_Exercise task_.
Transcribe the records below in full; pictures stay out of the copy.
"""
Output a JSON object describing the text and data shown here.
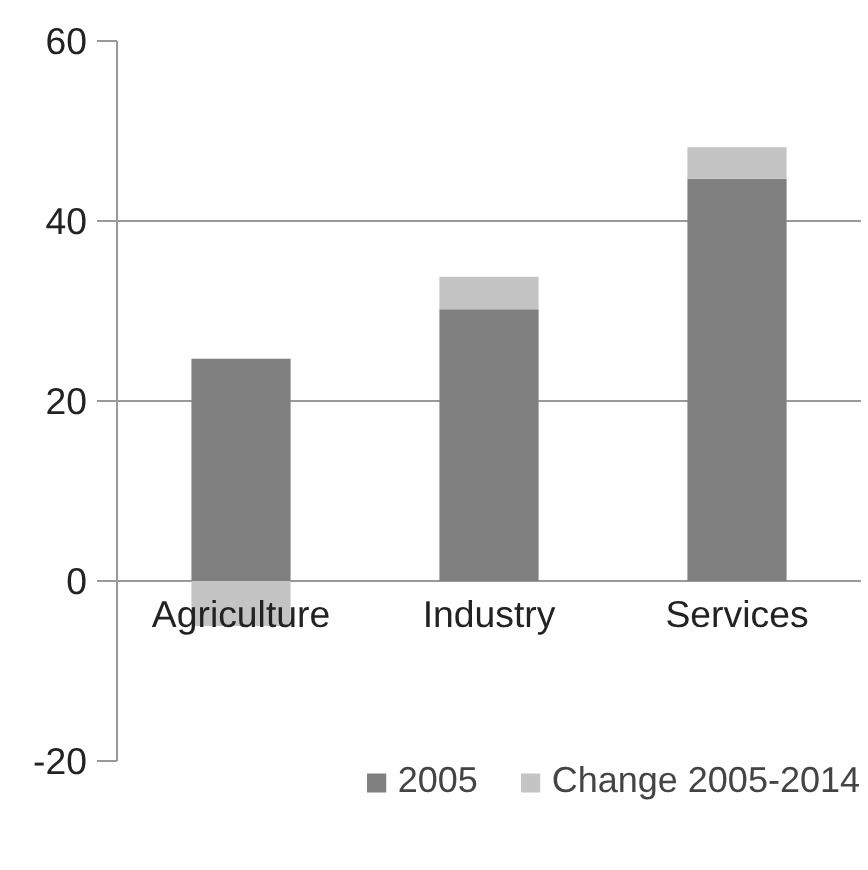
{
  "chart_data": {
    "type": "bar",
    "stacked": true,
    "categories": [
      "Agriculture",
      "Industry",
      "Services"
    ],
    "series": [
      {
        "name": "2005",
        "color": "#808080",
        "values": [
          24.7,
          30.2,
          44.7
        ]
      },
      {
        "name": "Change 2005-2014",
        "color": "#c4c4c4",
        "values": [
          -5,
          3.6,
          3.5
        ]
      }
    ],
    "ylim": [
      -20,
      60
    ],
    "yticks": [
      -20,
      0,
      20,
      40,
      60
    ],
    "grid": "y",
    "legend": "bottom"
  }
}
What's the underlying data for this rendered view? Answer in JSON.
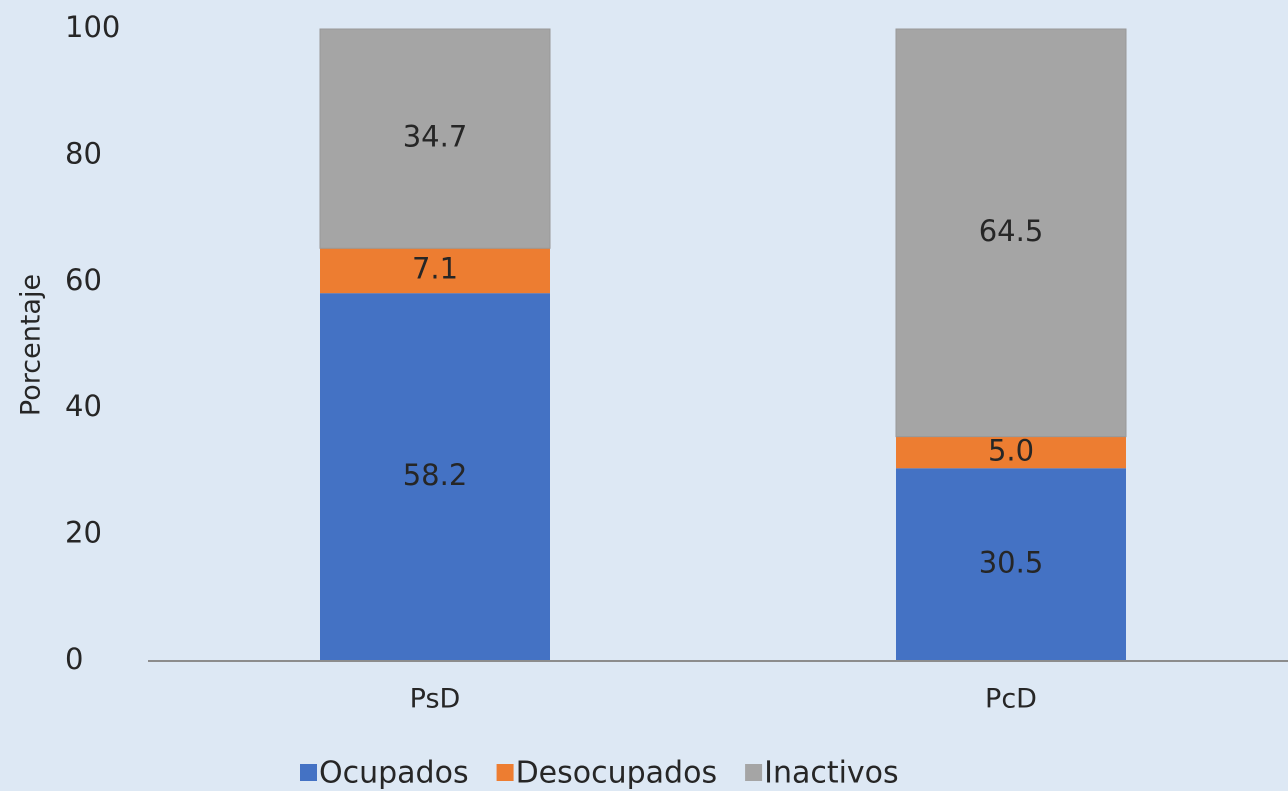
{
  "chart_data": {
    "type": "stacked_bar",
    "y_label": "Porcentaje",
    "categories": [
      "PsD",
      "PcD"
    ],
    "series": [
      {
        "name": "Ocupados",
        "color": "#4472c4",
        "values": [
          58.2,
          30.5
        ]
      },
      {
        "name": "Desocupados",
        "color": "#ed7d31",
        "values": [
          7.1,
          5.0
        ],
        "value_labels": [
          "7.1",
          "5.0"
        ]
      },
      {
        "name": "Inactivos",
        "color": "#a5a5a5",
        "values": [
          34.7,
          64.5
        ]
      }
    ],
    "ylim": [
      0,
      100
    ],
    "yticks": [
      0,
      20,
      40,
      60,
      80,
      100
    ],
    "grid": false,
    "legend": "bottom"
  }
}
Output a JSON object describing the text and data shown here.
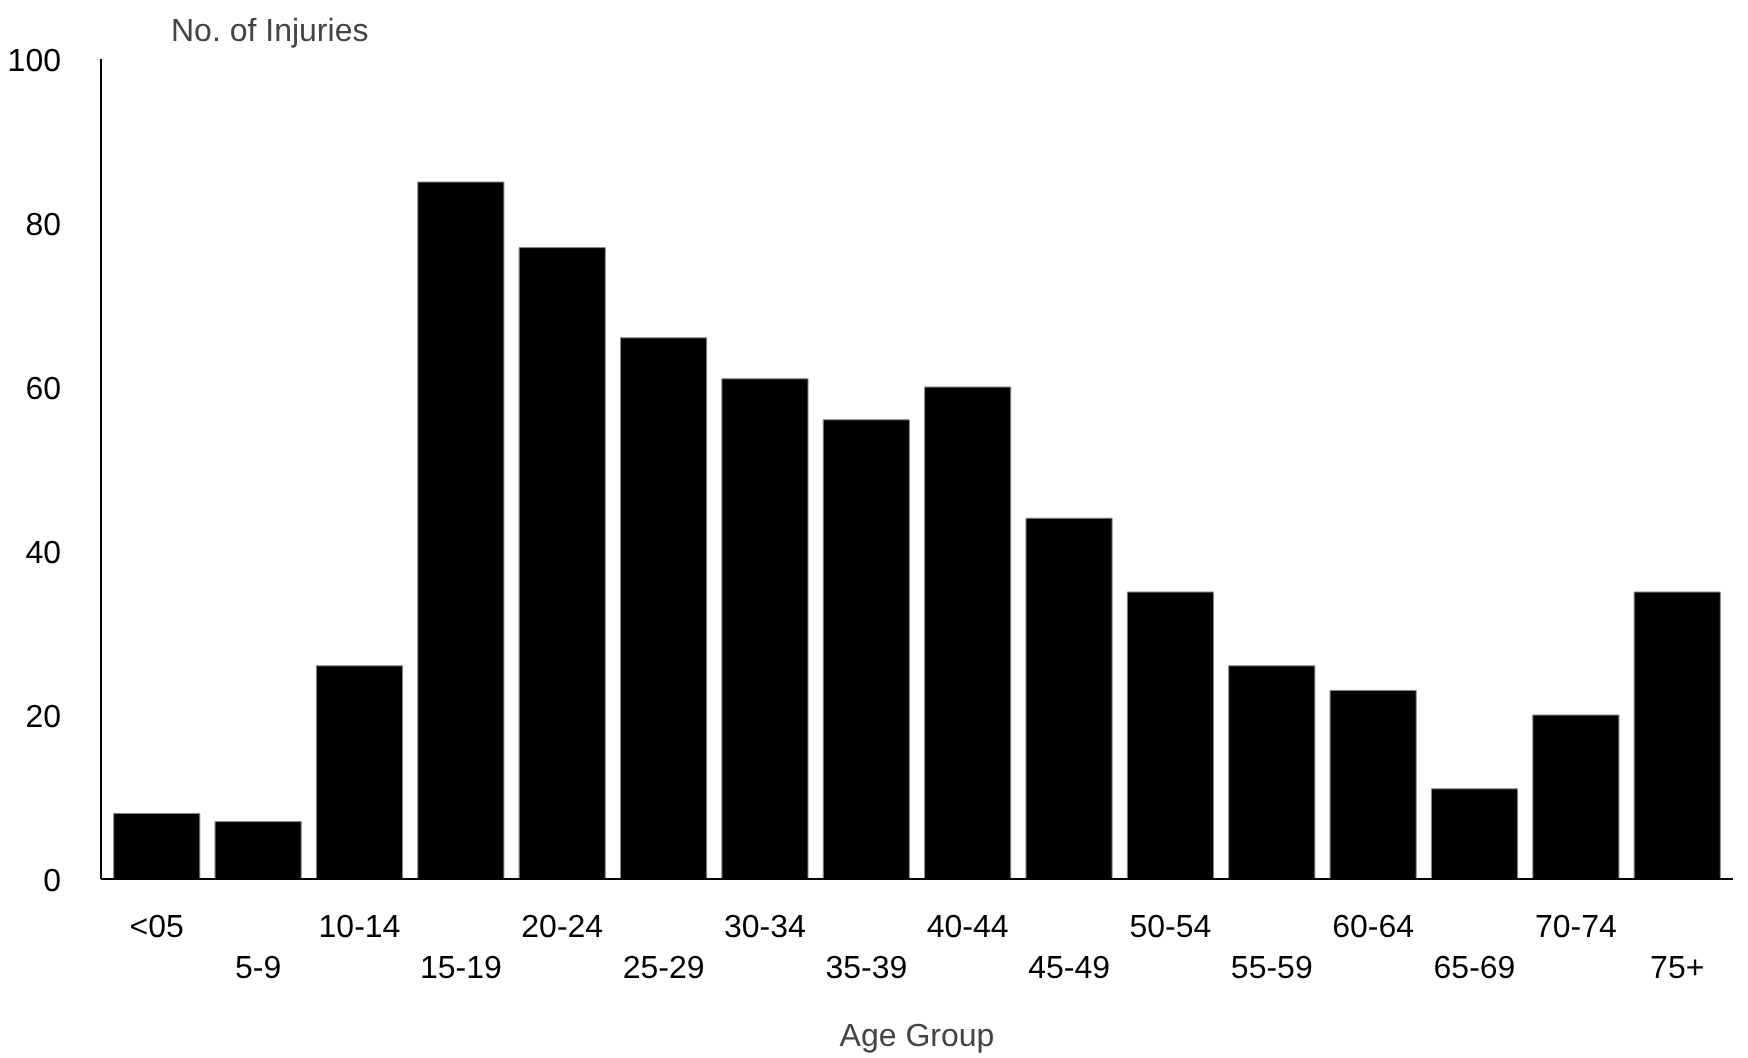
{
  "chart_data": {
    "type": "bar",
    "xlabel": "Age Group",
    "ylabel": "No. of Injuries",
    "categories": [
      "<05",
      "5-9",
      "10-14",
      "15-19",
      "20-24",
      "25-29",
      "30-34",
      "35-39",
      "40-44",
      "45-49",
      "50-54",
      "55-59",
      "60-64",
      "65-69",
      "70-74",
      "75+"
    ],
    "values": [
      8,
      7,
      26,
      85,
      77,
      66,
      61,
      56,
      60,
      44,
      35,
      26,
      23,
      11,
      20,
      35
    ],
    "color": "#000000",
    "ylim": [
      0,
      100
    ],
    "yticks": [
      0,
      20,
      40,
      60,
      80,
      100
    ],
    "grid": false
  }
}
"""
_Completed exercise_.
Output a JSON object describing the text and data shown here.
{
  "chart_data": {
    "type": "bar",
    "stacked": true,
    "categories": [
      "Agriculture",
      "Industry",
      "Services"
    ],
    "series": [
      {
        "name": "2005",
        "color": "#808080",
        "values": [
          24.7,
          30.2,
          44.7
        ]
      },
      {
        "name": "Change 2005-2014",
        "color": "#c4c4c4",
        "values": [
          -5,
          3.6,
          3.5
        ]
      }
    ],
    "ylim": [
      -20,
      60
    ],
    "yticks": [
      -20,
      0,
      20,
      40,
      60
    ],
    "grid": "y",
    "legend": "bottom"
  }
}
What's the underlying data for this rendered view? Answer in JSON.
{
  "chart_data": {
    "type": "stacked_bar",
    "y_label": "Porcentaje",
    "categories": [
      "PsD",
      "PcD"
    ],
    "series": [
      {
        "name": "Ocupados",
        "color": "#4472c4",
        "values": [
          58.2,
          30.5
        ]
      },
      {
        "name": "Desocupados",
        "color": "#ed7d31",
        "values": [
          7.1,
          5.0
        ],
        "value_labels": [
          "7.1",
          "5.0"
        ]
      },
      {
        "name": "Inactivos",
        "color": "#a5a5a5",
        "values": [
          34.7,
          64.5
        ]
      }
    ],
    "ylim": [
      0,
      100
    ],
    "yticks": [
      0,
      20,
      40,
      60,
      80,
      100
    ],
    "grid": false,
    "legend": "bottom"
  }
}
Output a JSON object describing the text and data shown here.
{
  "chart_data": {
    "type": "bar",
    "xlabel": "Age Group",
    "ylabel": "No. of Injuries",
    "categories": [
      "<05",
      "5-9",
      "10-14",
      "15-19",
      "20-24",
      "25-29",
      "30-34",
      "35-39",
      "40-44",
      "45-49",
      "50-54",
      "55-59",
      "60-64",
      "65-69",
      "70-74",
      "75+"
    ],
    "values": [
      8,
      7,
      26,
      85,
      77,
      66,
      61,
      56,
      60,
      44,
      35,
      26,
      23,
      11,
      20,
      35
    ],
    "color": "#000000",
    "ylim": [
      0,
      100
    ],
    "yticks": [
      0,
      20,
      40,
      60,
      80,
      100
    ],
    "grid": false
  }
}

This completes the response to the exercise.